Do You Really Need an Ice Maker? Models That Skip It and What You Save
Built-in ice makers add $200 to $500 to the purchase price, take 0.5 to 1 cu. ft. of freezer space, and are the most failure-prone refrigerator component.
Built-in ice makers add $200 to $500 to the refrigerator purchase price, take 0.5 to 1 cu. ft. of freezer space, and are the most failure-prone component in modern refrigerators. For households that use ice daily, the convenience is worth it. For light ice users, the trade-offs are heavy enough that skipping the ice maker is the better call.
This guide walks who actually benefits from the built-in ice maker, the models that skip it (for households who want to skip the premium), and the alternatives that work for occasional ice use.
The full cost of an ice maker
Three real costs beyond the purchase premium.
Purchase premium. $100 to $300 for an ice maker alone; $200 to $500 if bundled with a water dispenser. Mid-range mainstream models.
Freezer space. Built-in ice makers in the freezer compartment take 0.5 to 1 cu. ft. of freezer storage. For a 6 cu. ft. freezer, that's 8 to 17 percent of capacity gone.
Repair risk. Ice maker components (solenoid valve, motor, harvest arm) account for 20 to 25 percent of refrigerator service calls. Out-of-warranty repairs typically run $150 to $300.
Over 10 years, the full cost of an ice maker can reach $700 to $1,500 when service calls are included. That's a meaningful share of the appliance's total cost.
When the ice maker is worth it
Three buyer scenarios.
Households who use ice daily. Iced beverages, cocktails, water with ice. The convenience compounds over years of daily use.
Households that host frequently. Always-available ice for guests is genuinely useful. Manual ice trays don't scale to 6+ guests.
Households in hot climates. Daily summer use, frequent iced drinks, cooler-filling for outdoor events. The ice maker pays back in raw volume of ice used.
For these households, the ice maker is one of the easier feature upgrades to justify.
When the ice maker isn't worth it
Three scenarios where skipping makes sense.
You barely use ice. If you reach for ice once or twice a week, the built-in ice maker is wasted capacity. Ice trays cost $5 and work fine for low-volume users.

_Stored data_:

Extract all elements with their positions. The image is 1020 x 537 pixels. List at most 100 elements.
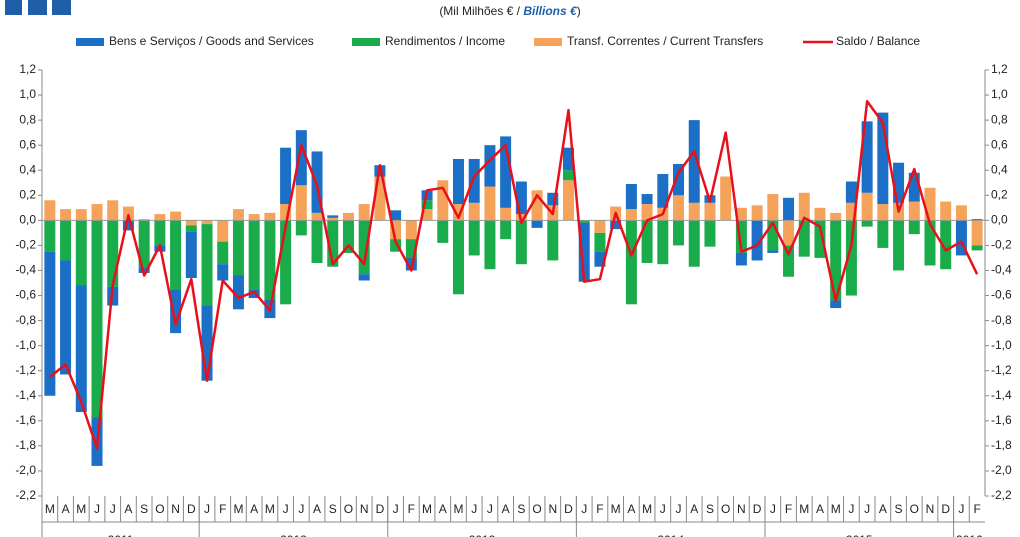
x-tick-label: A bbox=[124, 502, 132, 516]
bar bbox=[248, 220, 260, 290]
bar bbox=[751, 220, 763, 261]
bar bbox=[295, 185, 307, 221]
bar bbox=[91, 220, 103, 418]
bar bbox=[845, 220, 857, 296]
year-label: 2015 bbox=[846, 533, 873, 537]
x-tick-label: N bbox=[548, 502, 557, 516]
x-tick-label: A bbox=[690, 502, 698, 516]
y-tick-label: -0,2 bbox=[15, 238, 36, 252]
bar bbox=[185, 225, 197, 232]
bar bbox=[971, 245, 983, 251]
year-label: 2012 bbox=[280, 533, 307, 537]
x-tick-label: J bbox=[110, 502, 116, 516]
bar bbox=[830, 220, 842, 301]
bar bbox=[107, 200, 119, 221]
y-tick-label: 0,0 bbox=[19, 213, 36, 227]
x-tick-label: O bbox=[344, 502, 353, 516]
bar bbox=[60, 220, 72, 261]
bar bbox=[845, 202, 857, 221]
bar bbox=[154, 220, 166, 246]
logo-box bbox=[28, 0, 47, 15]
bar bbox=[908, 172, 920, 202]
bar bbox=[201, 224, 213, 306]
y2-tick-label: -1,4 bbox=[991, 388, 1012, 402]
bar bbox=[264, 212, 276, 221]
bar bbox=[468, 220, 480, 256]
bar bbox=[170, 220, 182, 290]
bar bbox=[421, 209, 433, 221]
bar bbox=[232, 209, 244, 221]
y-tick-label: -1,0 bbox=[15, 338, 36, 352]
bar bbox=[60, 260, 72, 375]
bar bbox=[280, 220, 292, 305]
bar bbox=[594, 220, 606, 233]
x-tick-label: M bbox=[799, 502, 809, 516]
bar bbox=[515, 220, 527, 265]
y2-tick-label: 0,4 bbox=[991, 162, 1008, 176]
bar bbox=[783, 197, 795, 221]
bar bbox=[547, 220, 559, 261]
x-tick-label: F bbox=[219, 502, 226, 516]
x-tick-label: A bbox=[502, 502, 510, 516]
x-tick-label: M bbox=[642, 502, 652, 516]
x-tick-label: J bbox=[958, 502, 964, 516]
logo-box bbox=[52, 0, 71, 15]
bar bbox=[751, 205, 763, 221]
bar bbox=[421, 200, 433, 210]
bar bbox=[578, 220, 590, 223]
x-tick-label: J bbox=[471, 502, 477, 516]
bar bbox=[452, 158, 464, 205]
bar bbox=[138, 219, 150, 221]
bar bbox=[185, 231, 197, 278]
x-tick-label: N bbox=[926, 502, 935, 516]
year-label: 2011 bbox=[108, 533, 134, 537]
bar bbox=[358, 274, 370, 281]
x-tick-label: S bbox=[706, 502, 714, 516]
bar bbox=[861, 220, 873, 227]
bar bbox=[877, 204, 889, 221]
bar bbox=[877, 112, 889, 205]
bar bbox=[280, 147, 292, 205]
x-tick-label: M bbox=[422, 502, 432, 516]
bar bbox=[280, 204, 292, 221]
bar bbox=[342, 220, 354, 253]
x-tick-label: D bbox=[564, 502, 573, 516]
bar bbox=[971, 219, 983, 221]
x-tick-label: J bbox=[581, 502, 587, 516]
bar bbox=[107, 220, 119, 287]
legend-label: Transf. Correntes / Current Transfers bbox=[567, 34, 763, 48]
bar bbox=[327, 215, 339, 218]
x-tick-label: S bbox=[140, 502, 148, 516]
y-tick-label: -2,0 bbox=[15, 463, 36, 477]
bar bbox=[735, 207, 747, 221]
bar bbox=[44, 200, 56, 221]
bar bbox=[767, 250, 779, 253]
bar bbox=[673, 220, 685, 246]
x-tick-label: N bbox=[360, 502, 369, 516]
y-tick-label: 0,6 bbox=[19, 137, 36, 151]
bar bbox=[75, 285, 87, 413]
x-tick-label: O bbox=[532, 502, 541, 516]
bar bbox=[814, 207, 826, 221]
y2-tick-label: -2,2 bbox=[991, 488, 1012, 502]
bar bbox=[955, 205, 967, 221]
x-tick-label: F bbox=[596, 502, 603, 516]
bar bbox=[594, 232, 606, 252]
x-tick-label: M bbox=[453, 502, 463, 516]
bar bbox=[217, 264, 229, 281]
bar bbox=[468, 202, 480, 221]
bar bbox=[170, 289, 182, 334]
legend-swatch bbox=[352, 38, 380, 46]
bar bbox=[390, 210, 402, 221]
bar bbox=[625, 209, 637, 221]
x-tick-label: A bbox=[250, 502, 258, 516]
bar bbox=[390, 239, 402, 252]
bar bbox=[908, 220, 920, 235]
bar bbox=[374, 176, 386, 221]
bar bbox=[783, 220, 795, 246]
bar bbox=[484, 220, 496, 270]
y-tick-label: -1,2 bbox=[15, 363, 36, 377]
x-tick-label: D bbox=[376, 502, 385, 516]
logo-box bbox=[5, 0, 22, 15]
x-tick-label: D bbox=[941, 502, 950, 516]
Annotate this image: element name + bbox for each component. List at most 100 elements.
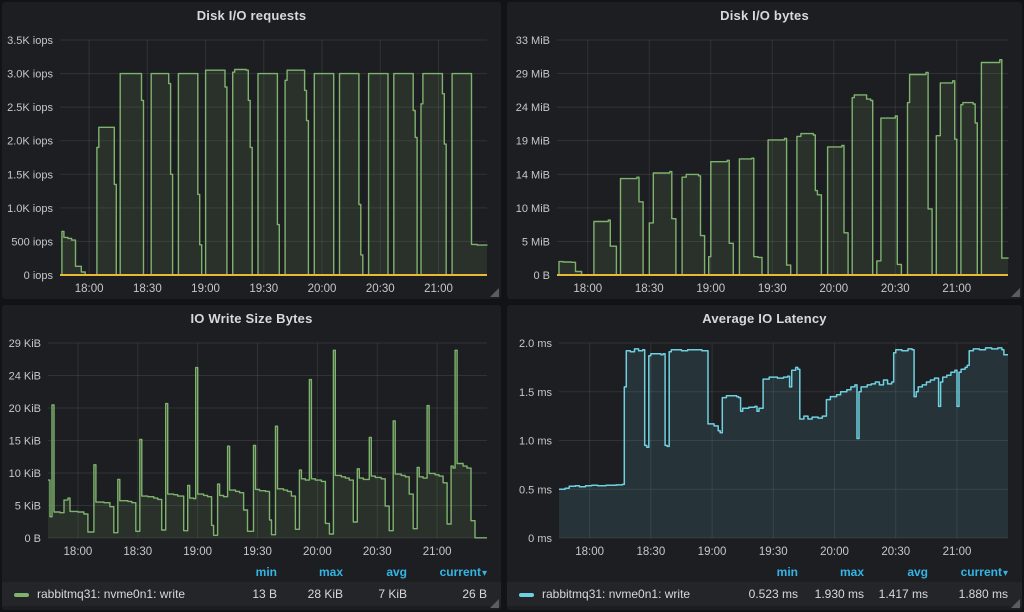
x-tick-label: 19:30 (758, 283, 787, 295)
series-write-line (48, 349, 487, 539)
y-tick-label: 5 MiB (522, 236, 550, 248)
y-tick-label: 10 KiB (9, 468, 41, 480)
x-tick-label: 20:00 (308, 283, 337, 295)
x-tick-label: 19:30 (759, 546, 788, 558)
series-color-swatch (519, 592, 534, 597)
y-tick-label: 29 MiB (516, 69, 550, 81)
y-tick-label: 0.5 ms (519, 484, 553, 496)
legend-header-min[interactable]: min (255, 565, 277, 579)
y-tick-label: 500 iops (11, 236, 53, 248)
x-tick-label: 20:30 (881, 546, 910, 558)
x-tick-label: 18:00 (75, 283, 104, 295)
chart-svg: 0 ms 0.5 ms 1.0 ms 1.5 ms 2.0 ms 18:00 18:30 19… (519, 338, 1008, 558)
chart-io-write-size-bytes[interactable]: 0 B 5 KiB 10 KiB 15 KiB 20 KiB 24 KiB 29 KiB 18… (2, 333, 501, 562)
x-tick-label: 20:00 (303, 546, 332, 558)
chart-svg: 0 iops 500 iops 1.0K iops 1.5K iops 2.0K iop… (7, 35, 488, 295)
panel-io-write-size-bytes: IO Write Size Bytes 0 B 5 KiB 10 KiB 15 KiB… (2, 305, 501, 610)
legend-header-current[interactable]: current▾ (407, 565, 487, 579)
legend-header-max[interactable]: max (839, 565, 864, 579)
series-write-line (60, 68, 488, 276)
chart-svg: 0 B 5 KiB 10 KiB 15 KiB 20 KiB 24 KiB 29 KiB 18… (9, 338, 487, 558)
x-tick-label: 18:30 (636, 546, 665, 558)
y-tick-label: 14 MiB (516, 169, 550, 181)
x-tick-label: 18:30 (133, 283, 162, 295)
legend-header-avg[interactable]: avg (907, 565, 928, 579)
legend-header-max[interactable]: max (318, 565, 343, 579)
panel-title[interactable]: Disk I/O requests (196, 8, 307, 23)
series-color-swatch (14, 592, 29, 597)
series-write-fill (60, 69, 487, 275)
resize-handle-icon[interactable] (1011, 288, 1020, 297)
legend-header-row: min max avg current▾ (507, 562, 1022, 582)
x-tick-label: 19:30 (243, 546, 272, 558)
y-tick-label: 2.0K iops (7, 136, 53, 148)
legend-series-row: rabbitmq31: nvme0n1: write 0.523 ms 1.93… (507, 582, 1022, 606)
x-tick-label: 19:00 (698, 546, 727, 558)
x-tick-label: 19:30 (249, 283, 278, 295)
series-write-line (557, 59, 1009, 276)
legend: min max avg current▾ rabbitmq31: nvme0n1… (507, 562, 1022, 610)
y-tick-label: 19 MiB (516, 136, 550, 148)
panel-disk-io-bytes: Disk I/O bytes 0 B 5 MiB 10 MiB 14 MiB 19 Mi… (507, 2, 1022, 299)
y-tick-label: 0 B (24, 533, 41, 545)
panel-disk-io-requests: Disk I/O requests 0 iops 500 iops 1.0K iop… (2, 2, 501, 299)
series-name[interactable]: rabbitmq31: nvme0n1: write (37, 587, 186, 601)
resize-handle-icon[interactable] (490, 288, 499, 297)
y-tick-label: 0 ms (528, 533, 552, 545)
y-tick-label: 3.0K iops (7, 69, 53, 81)
legend-header-current[interactable]: current▾ (928, 565, 1008, 579)
chart-disk-io-requests[interactable]: 0 iops 500 iops 1.0K iops 1.5K iops 2.0K iop… (2, 30, 501, 299)
x-tick-label: 18:00 (64, 546, 93, 558)
legend-header-row: min max avg current▾ (2, 562, 501, 582)
y-tick-label: 3.5K iops (7, 35, 53, 47)
x-tick-label: 18:30 (635, 283, 664, 295)
y-tick-label: 10 MiB (516, 203, 550, 215)
legend-header-current-label: current (439, 565, 481, 579)
x-tick-label: 19:00 (191, 283, 220, 295)
y-tick-label: 33 MiB (516, 35, 550, 47)
y-tick-label: 24 KiB (9, 371, 41, 383)
y-tick-label: 1.0K iops (7, 203, 53, 215)
y-tick-label: 2.0 ms (519, 338, 553, 350)
x-tick-label: 18:00 (573, 283, 602, 295)
x-tick-label: 21:00 (424, 283, 453, 295)
sort-caret-icon: ▾ (481, 568, 487, 579)
legend-value-avg: 1.417 ms (878, 587, 928, 601)
panel-title[interactable]: Disk I/O bytes (720, 8, 809, 23)
x-tick-label: 21:00 (943, 546, 972, 558)
sort-caret-icon: ▾ (1002, 568, 1008, 579)
y-tick-label: 2.5K iops (7, 102, 53, 114)
series-name[interactable]: rabbitmq31: nvme0n1: write (542, 587, 691, 601)
x-tick-label: 19:00 (696, 283, 725, 295)
x-tick-label: 19:00 (183, 546, 212, 558)
legend-series-row: rabbitmq31: nvme0n1: write 13 B 28 KiB 7… (2, 582, 501, 606)
chart-disk-io-bytes[interactable]: 0 B 5 MiB 10 MiB 14 MiB 19 MiB 24 MiB 29 MiB 33… (507, 30, 1022, 299)
y-tick-label: 0 B (533, 270, 550, 282)
panel-title[interactable]: Average IO Latency (702, 311, 827, 326)
y-tick-label: 20 KiB (9, 403, 41, 415)
x-tick-label: 18:00 (575, 546, 604, 558)
x-tick-label: 21:00 (423, 546, 452, 558)
x-tick-label: 20:00 (820, 546, 849, 558)
chart-average-io-latency[interactable]: 0 ms 0.5 ms 1.0 ms 1.5 ms 2.0 ms 18:00 18:30 19… (507, 333, 1022, 562)
resize-handle-icon[interactable] (1011, 599, 1020, 608)
legend-header-current-label: current (960, 565, 1002, 579)
y-tick-label: 5 KiB (15, 501, 41, 513)
x-tick-label: 20:30 (363, 546, 392, 558)
legend-value-min: 13 B (252, 587, 277, 601)
legend-value-max: 1.930 ms (814, 587, 864, 601)
series-write-fill (559, 347, 1008, 538)
x-tick-label: 20:00 (819, 283, 848, 295)
legend-header-min[interactable]: min (776, 565, 798, 579)
resize-handle-icon[interactable] (490, 599, 499, 608)
y-tick-label: 29 KiB (9, 338, 41, 350)
legend-header-avg[interactable]: avg (386, 565, 407, 579)
legend-value-min: 0.523 ms (748, 587, 798, 601)
panel-title[interactable]: IO Write Size Bytes (190, 311, 313, 326)
x-tick-label: 20:30 (366, 283, 395, 295)
legend-value-avg: 7 KiB (378, 587, 407, 601)
x-tick-label: 20:30 (881, 283, 910, 295)
y-tick-label: 15 KiB (9, 436, 41, 448)
y-tick-label: 1.0 ms (519, 436, 553, 448)
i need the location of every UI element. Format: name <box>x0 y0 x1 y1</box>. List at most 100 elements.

_Goal_:
Carry the guide on refrigerator ice makers forward from its final sentence. The records were drawn from a separate source.

_Output for this exercise_:
You drink mostly cold-water from the fridge. The water dispenser is the more useful feature; ice is incidental. Some catalog models include water-dispenser without ice maker.
Rental properties or vacation homes. Light, occasional use. The ice maker's repair risk and water-line complexity don't pay back.
For these households, the no-ice-maker catalog offers genuinely cheaper, simpler, more reliable fridges.
The no-ice-maker picks
For top freezer: Amana ART348FFF 18 cu. ft. Top Freezer at $1,000. 18 cu. ft., no ice maker, no water dispenser. Simplest reliable fridge in the catalog.
For top freezer alternative: Frigidaire FFHI1832T 18 cu. ft. Top Freezer at $1,000. 18 cu. ft. top freezer, no dispenser. Similar to Amana.
For French door without ice: Hisense RF266C3FE 27 cu. ft. French Door at $1,200. 26 cu. ft. French door, no ice maker, no water dispenser. The cheapest sub-$1,500 French door in the catalog.
For bottom freezer without ice: Alpha Par Rd RDBM191 19 cu. ft. Bottom Freezer at $1,350. 19 cu. ft. bottom freezer, no ice or water. Less common but available.
The middle ground: ice maker without water dispenser
A subset of the catalog (941 models) includes an automatic ice maker but no through-door water dispenser. This serves households who want ice but don't want the water line plumbing required for a dispenser.
Premium over no-ice-maker models is typically $100 to $200. A water line is still required (the ice maker needs water input), but installation is simpler than the full dispenser package.
This is a real middle option for households who want ice convenience without committing to the full premium-feature package.
The standalone ice maker alternative
For households who want ice but skipped the built-in ice maker, standalone ice makers fill the gap.
Countertop ice makers: $100 to $300 for units that produce 25 to 45 lbs of ice per day. Plug into a regular outlet, fill the water reservoir, get ice in 15 minutes.
Pros: separate appliance, no fridge-integration repair risk, more ice production per day than most built-in ice makers, can be moved between locations.
Cons: takes counter space (12 to 18 inches wide), needs manual water refilling, less convenient than through-door dispensing.
For households who entertain a few times a year or who use ice in volume during specific seasons, a standalone ice maker is a credible alternative to the built-in.
The ice tray approach
Manual ice trays remain a viable option.
Modern silicone ice trays cost $5 to $15 each and produce 10 to 20 cubes per tray. Three or four trays gives a household 30 to 80 cubes available at any time.
Pros: cheapest possible solution, zero repair risk, no water line required.
Cons: requires manual filling (60 seconds), takes freezer space proportionally to the cube count, can taste of freezer odors if not used quickly.
For light-ice households or those committed to skipping the built-in maker, ice trays work for many years without complication.
What the catalog doesn't show
A few buyer insights worth knowing.
The "ice maker not included" SKU. Some refrigerator models ship in both ice-maker and non-ice-maker variants of the same base unit. The non-ice-maker version is $100 to $200 cheaper and has the same capacity (the ice-maker space becomes general freezer space).
Disabling an existing ice maker. If you've inherited a fridge with an ice maker you don't want, most can be turned off via a switch on the ice maker module. The freezer space is still partially occupied by the disabled module, but you avoid the repair risk.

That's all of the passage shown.